What is expected
Each record must be reproduced exactly as it is shown.

---------------

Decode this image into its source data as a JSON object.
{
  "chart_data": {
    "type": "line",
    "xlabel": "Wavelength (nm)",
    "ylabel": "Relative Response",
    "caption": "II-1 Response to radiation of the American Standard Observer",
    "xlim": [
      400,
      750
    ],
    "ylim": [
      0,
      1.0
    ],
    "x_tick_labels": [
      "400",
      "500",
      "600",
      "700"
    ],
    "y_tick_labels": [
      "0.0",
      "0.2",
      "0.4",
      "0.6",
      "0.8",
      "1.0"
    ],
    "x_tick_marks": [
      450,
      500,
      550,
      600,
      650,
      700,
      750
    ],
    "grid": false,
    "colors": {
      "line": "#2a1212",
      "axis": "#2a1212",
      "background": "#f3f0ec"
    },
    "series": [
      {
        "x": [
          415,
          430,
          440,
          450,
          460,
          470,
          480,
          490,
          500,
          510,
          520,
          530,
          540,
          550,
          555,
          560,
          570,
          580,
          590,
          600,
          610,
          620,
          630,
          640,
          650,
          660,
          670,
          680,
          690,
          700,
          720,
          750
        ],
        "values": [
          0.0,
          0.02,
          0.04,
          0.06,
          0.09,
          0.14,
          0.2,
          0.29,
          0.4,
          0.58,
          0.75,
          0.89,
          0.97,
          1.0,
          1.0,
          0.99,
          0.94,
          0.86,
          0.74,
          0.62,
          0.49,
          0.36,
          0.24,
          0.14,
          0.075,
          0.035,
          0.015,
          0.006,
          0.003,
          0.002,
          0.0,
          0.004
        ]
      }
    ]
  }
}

---------------

Worked answer
Decode this image into its source data as a JSON object.
{
  "chart_data": {
    "type": "line",
    "xlabel": "Wavelength (nm)",
    "ylabel": "Relative Response",
    "caption": "II-1 Response to radiation of the American Standard Observer",
    "xlim": [
      400,
      750
    ],
    "ylim": [
      0,
      1.0
    ],
    "x_tick_labels": [
      "400",
      "500",
      "600",
      "700"
    ],
    "y_tick_labels": [
      "0.0",
      "0.2",
      "0.4",
      "0.6",
      "0.8",
      "1.0"
    ],
    "x_tick_marks": [
      450,
      500,
      550,
      600,
      650,
      700,
      750
    ],
    "grid": false,
    "colors": {
      "line": "#2a1212",
      "axis": "#2a1212",
      "background": "#f3f0ec"
    },
    "series": [
      {
        "x": [
          415,
          430,
          440,
          450,
          460,
          470,
          480,
          490,
          500,
          510,
          520,
          530,
          540,
          550,
          555,
          560,
          570,
          580,
          590,
          600,
          610,
          620,
          630,
          640,
          650,
          660,
          670,
          680,
          690,
          700,
          720,
          750
        ],
        "values": [
          0.0,
          0.02,
          0.04,
          0.06,
          0.09,
          0.14,
          0.2,
          0.29,
          0.4,
          0.58,
          0.75,
          0.89,
          0.97,
          1.0,
          1.0,
          0.99,
          0.94,
          0.86,
          0.74,
          0.62,
          0.49,
          0.36,
          0.24,
          0.14,
          0.075,
          0.035,
          0.015,
          0.006,
          0.003,
          0.002,
          0.0,
          0.004
        ]
      }
    ]
  }
}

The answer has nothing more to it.